■ **DATA EXTRACT**
┄┄┄┄┄┄┄┄┄┄
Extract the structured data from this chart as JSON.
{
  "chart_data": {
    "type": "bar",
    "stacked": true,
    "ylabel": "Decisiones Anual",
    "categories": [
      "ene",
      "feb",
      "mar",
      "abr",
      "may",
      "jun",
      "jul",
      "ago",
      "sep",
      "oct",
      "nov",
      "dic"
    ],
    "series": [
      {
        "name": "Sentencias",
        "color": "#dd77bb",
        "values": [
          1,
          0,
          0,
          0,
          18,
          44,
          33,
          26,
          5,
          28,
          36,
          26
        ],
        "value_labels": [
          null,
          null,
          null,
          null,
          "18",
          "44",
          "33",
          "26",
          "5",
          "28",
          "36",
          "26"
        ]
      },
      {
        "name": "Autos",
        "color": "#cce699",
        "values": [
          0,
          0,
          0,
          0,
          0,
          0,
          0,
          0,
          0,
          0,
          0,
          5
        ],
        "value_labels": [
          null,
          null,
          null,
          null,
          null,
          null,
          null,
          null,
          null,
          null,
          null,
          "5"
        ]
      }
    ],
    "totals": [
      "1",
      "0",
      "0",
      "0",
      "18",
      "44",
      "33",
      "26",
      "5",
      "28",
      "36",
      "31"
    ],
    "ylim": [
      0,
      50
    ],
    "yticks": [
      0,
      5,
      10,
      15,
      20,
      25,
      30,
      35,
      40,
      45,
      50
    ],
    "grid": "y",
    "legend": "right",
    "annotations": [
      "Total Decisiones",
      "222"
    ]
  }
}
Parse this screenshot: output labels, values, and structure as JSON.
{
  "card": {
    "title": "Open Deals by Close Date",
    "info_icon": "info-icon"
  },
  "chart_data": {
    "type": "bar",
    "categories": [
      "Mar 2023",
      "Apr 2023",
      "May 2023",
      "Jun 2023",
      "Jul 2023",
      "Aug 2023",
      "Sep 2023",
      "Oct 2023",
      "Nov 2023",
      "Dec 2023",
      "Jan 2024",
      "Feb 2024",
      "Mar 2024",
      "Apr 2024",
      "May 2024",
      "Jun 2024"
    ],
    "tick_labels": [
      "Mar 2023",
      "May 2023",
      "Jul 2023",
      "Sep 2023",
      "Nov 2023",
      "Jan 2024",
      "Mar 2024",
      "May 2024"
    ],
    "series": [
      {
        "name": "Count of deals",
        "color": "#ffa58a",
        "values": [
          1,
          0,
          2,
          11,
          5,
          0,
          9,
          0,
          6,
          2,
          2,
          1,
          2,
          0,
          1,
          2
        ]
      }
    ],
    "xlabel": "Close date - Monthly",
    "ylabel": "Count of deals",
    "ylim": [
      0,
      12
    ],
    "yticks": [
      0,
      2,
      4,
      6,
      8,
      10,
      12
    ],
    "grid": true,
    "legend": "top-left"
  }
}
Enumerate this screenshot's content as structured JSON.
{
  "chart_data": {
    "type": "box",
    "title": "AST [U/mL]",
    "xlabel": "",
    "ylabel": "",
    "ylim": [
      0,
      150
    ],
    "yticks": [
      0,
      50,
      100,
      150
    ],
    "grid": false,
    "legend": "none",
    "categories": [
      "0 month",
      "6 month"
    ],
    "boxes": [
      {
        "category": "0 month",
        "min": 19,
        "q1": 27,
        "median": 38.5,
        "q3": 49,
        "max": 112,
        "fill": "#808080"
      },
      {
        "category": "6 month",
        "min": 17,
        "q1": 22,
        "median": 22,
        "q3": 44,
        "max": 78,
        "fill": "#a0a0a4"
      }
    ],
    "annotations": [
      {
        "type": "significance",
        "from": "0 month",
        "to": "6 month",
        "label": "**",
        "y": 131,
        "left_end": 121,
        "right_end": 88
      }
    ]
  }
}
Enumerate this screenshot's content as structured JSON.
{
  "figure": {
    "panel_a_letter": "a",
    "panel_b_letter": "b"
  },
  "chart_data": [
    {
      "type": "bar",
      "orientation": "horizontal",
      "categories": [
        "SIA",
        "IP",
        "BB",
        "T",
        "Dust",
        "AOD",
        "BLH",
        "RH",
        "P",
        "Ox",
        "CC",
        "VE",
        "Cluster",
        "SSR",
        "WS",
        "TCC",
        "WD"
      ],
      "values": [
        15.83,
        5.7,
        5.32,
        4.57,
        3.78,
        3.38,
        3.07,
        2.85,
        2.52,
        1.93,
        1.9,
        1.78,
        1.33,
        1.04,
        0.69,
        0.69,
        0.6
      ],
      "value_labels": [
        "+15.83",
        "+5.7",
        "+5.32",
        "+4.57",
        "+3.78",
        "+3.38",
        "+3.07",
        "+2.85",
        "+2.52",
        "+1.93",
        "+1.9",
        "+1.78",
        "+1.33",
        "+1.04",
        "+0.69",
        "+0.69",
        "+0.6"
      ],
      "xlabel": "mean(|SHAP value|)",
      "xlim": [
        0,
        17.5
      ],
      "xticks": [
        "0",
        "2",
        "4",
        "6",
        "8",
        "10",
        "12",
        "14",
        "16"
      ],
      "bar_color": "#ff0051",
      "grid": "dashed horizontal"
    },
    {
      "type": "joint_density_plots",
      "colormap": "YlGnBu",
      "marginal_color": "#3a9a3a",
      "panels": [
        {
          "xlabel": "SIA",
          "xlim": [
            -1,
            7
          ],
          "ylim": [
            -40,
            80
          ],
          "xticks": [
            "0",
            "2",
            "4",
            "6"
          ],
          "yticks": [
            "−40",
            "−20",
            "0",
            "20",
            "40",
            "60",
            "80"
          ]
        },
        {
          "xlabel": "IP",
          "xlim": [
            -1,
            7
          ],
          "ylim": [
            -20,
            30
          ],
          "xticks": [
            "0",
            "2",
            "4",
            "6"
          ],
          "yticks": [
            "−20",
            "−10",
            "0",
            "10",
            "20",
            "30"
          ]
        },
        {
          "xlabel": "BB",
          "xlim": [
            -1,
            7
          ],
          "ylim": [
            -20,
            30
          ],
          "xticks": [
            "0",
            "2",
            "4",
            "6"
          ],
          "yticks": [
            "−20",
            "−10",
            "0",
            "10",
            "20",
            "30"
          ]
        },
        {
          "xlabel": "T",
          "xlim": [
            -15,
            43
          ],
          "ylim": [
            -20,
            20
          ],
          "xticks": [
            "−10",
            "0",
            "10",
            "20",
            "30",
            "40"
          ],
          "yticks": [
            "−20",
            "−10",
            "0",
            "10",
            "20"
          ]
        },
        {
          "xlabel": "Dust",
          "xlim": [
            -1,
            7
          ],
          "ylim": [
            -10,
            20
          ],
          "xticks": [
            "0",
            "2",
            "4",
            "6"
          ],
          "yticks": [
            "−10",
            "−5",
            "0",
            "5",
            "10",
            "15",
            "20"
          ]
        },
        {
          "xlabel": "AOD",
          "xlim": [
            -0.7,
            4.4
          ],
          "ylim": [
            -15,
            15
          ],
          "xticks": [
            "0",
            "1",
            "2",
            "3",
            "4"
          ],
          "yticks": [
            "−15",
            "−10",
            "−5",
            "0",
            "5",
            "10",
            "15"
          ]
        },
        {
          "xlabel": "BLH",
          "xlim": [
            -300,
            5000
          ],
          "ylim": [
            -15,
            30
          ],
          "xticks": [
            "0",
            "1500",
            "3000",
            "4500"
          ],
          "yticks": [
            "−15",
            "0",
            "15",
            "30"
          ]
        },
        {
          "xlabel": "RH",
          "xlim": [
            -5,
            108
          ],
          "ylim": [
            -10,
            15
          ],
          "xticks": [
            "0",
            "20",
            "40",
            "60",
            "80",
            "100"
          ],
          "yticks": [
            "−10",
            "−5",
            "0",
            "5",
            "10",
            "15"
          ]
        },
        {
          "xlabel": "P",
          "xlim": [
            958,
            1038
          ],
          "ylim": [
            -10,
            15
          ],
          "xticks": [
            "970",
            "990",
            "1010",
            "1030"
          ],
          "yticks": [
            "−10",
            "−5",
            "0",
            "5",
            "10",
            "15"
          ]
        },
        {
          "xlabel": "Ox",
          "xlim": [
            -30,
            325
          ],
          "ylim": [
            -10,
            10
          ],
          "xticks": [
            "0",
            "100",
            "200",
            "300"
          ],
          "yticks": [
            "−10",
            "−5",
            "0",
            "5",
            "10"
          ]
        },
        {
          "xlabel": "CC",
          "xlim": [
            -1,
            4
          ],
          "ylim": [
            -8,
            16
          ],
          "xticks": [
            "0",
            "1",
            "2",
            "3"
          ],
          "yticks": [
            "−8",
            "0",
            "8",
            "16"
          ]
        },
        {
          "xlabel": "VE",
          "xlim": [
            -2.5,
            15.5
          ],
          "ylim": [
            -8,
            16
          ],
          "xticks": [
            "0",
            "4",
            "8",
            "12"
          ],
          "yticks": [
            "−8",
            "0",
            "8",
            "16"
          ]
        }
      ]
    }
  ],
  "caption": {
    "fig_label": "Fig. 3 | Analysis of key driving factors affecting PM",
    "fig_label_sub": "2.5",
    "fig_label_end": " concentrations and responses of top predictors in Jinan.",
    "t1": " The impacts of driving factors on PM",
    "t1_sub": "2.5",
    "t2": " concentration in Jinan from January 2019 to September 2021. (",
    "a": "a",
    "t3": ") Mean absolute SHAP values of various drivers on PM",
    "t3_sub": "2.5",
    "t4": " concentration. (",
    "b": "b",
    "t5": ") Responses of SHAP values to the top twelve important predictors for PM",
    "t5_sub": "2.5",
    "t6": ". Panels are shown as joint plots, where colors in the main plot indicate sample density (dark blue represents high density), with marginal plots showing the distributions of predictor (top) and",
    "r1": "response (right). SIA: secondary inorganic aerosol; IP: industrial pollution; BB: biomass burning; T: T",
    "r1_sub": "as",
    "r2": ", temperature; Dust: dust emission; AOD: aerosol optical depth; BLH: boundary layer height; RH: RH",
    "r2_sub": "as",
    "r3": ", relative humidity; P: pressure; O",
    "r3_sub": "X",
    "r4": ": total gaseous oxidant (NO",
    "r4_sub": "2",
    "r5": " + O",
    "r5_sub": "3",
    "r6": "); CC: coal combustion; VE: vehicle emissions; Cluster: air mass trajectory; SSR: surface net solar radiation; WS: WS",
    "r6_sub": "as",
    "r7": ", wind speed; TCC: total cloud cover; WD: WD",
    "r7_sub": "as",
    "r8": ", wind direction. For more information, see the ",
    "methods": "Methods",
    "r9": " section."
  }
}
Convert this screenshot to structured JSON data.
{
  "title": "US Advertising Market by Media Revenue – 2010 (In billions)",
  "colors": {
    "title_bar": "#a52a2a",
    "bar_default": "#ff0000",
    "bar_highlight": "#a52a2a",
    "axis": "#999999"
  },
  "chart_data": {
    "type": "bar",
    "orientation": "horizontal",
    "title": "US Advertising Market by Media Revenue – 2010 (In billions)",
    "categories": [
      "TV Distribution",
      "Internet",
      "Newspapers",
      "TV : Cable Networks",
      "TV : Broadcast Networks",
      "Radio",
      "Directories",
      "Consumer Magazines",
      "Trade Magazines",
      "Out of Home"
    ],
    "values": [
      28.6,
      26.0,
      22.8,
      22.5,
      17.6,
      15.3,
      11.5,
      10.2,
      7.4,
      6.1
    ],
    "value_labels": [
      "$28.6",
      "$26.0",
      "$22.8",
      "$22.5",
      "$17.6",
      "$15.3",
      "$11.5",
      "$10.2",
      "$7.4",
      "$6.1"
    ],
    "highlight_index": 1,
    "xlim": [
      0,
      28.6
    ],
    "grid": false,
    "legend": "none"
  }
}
┄┄┄┄┄┄┄┄┄┄
Collect the lines of the data that carry the word "driving".

    "fig_label": "Fig. 3 | Analysis of key driving factors affecting PM",
    "t1": " The impacts of driving factors on PM",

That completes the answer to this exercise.